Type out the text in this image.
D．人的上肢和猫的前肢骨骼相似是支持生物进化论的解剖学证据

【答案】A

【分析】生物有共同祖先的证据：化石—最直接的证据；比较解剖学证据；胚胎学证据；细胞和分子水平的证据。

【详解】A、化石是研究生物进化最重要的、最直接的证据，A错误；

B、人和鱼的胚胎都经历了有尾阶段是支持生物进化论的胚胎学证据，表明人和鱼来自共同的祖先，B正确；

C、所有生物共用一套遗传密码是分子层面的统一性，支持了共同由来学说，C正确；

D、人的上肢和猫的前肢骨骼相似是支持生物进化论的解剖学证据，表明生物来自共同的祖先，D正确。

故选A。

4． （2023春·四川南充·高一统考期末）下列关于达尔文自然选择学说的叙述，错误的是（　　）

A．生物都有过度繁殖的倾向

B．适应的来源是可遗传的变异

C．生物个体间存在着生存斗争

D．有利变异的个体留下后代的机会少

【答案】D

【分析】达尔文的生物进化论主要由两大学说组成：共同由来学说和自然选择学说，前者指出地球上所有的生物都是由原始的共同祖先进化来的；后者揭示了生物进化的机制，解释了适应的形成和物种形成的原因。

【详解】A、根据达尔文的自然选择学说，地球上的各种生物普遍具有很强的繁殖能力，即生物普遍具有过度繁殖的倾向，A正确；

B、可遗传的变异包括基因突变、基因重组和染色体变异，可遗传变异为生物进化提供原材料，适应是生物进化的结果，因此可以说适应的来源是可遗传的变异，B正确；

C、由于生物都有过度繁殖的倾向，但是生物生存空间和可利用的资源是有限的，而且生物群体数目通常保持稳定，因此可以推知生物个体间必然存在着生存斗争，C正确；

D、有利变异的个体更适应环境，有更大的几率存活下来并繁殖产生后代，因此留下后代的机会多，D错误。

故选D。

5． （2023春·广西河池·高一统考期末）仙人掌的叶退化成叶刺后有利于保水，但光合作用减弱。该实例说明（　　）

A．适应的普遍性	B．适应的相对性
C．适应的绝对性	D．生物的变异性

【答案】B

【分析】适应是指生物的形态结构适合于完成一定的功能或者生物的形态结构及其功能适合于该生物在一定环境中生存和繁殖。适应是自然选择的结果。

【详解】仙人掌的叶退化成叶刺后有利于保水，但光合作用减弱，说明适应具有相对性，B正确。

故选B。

**EXERCISE DIRECTIONS**
Exactly as shown above, return every record.

**SOLUTION**
Type out the text in this image.
D．人的上肢和猫的前肢骨骼相似是支持生物进化论的解剖学证据

【答案】A

【分析】生物有共同祖先的证据：化石—最直接的证据；比较解剖学证据；胚胎学证据；细胞和分子水平的证据。

【详解】A、化石是研究生物进化最重要的、最直接的证据，A错误；

B、人和鱼的胚胎都经历了有尾阶段是支持生物进化论的胚胎学证据，表明人和鱼来自共同的祖先，B正确；

C、所有生物共用一套遗传密码是分子层面的统一性，支持了共同由来学说，C正确；

D、人的上肢和猫的前肢骨骼相似是支持生物进化论的解剖学证据，表明生物来自共同的祖先，D正确。

故选A。

4． （2023春·四川南充·高一统考期末）下列关于达尔文自然选择学说的叙述，错误的是（　　）

A．生物都有过度繁殖的倾向

B．适应的来源是可遗传的变异

C．生物个体间存在着生存斗争

D．有利变异的个体留下后代的机会少

【答案】D

【分析】达尔文的生物进化论主要由两大学说组成：共同由来学说和自然选择学说，前者指出地球上所有的生物都是由原始的共同祖先进化来的；后者揭示了生物进化的机制，解释了适应的形成和物种形成的原因。

【详解】A、根据达尔文的自然选择学说，地球上的各种生物普遍具有很强的繁殖能力，即生物普遍具有过度繁殖的倾向，A正确；

B、可遗传的变异包括基因突变、基因重组和染色体变异，可遗传变异为生物进化提供原材料，适应是生物进化的结果，因此可以说适应的来源是可遗传的变异，B正确；

C、由于生物都有过度繁殖的倾向，但是生物生存空间和可利用的资源是有限的，而且生物群体数目通常保持稳定，因此可以推知生物个体间必然存在着生存斗争，C正确；

D、有利变异的个体更适应环境，有更大的几率存活下来并繁殖产生后代，因此留下后代的机会多，D错误。

故选D。

5． （2023春·广西河池·高一统考期末）仙人掌的叶退化成叶刺后有利于保水，但光合作用减弱。该实例说明（　　）

A．适应的普遍性	B．适应的相对性
C．适应的绝对性	D．生物的变异性

【答案】B

【分析】适应是指生物的形态结构适合于完成一定的功能或者生物的形态结构及其功能适合于该生物在一定环境中生存和繁殖。适应是自然选择的结果。

【详解】仙人掌的叶退化成叶刺后有利于保水，但光合作用减弱，说明适应具有相对性，B正确。

故选B。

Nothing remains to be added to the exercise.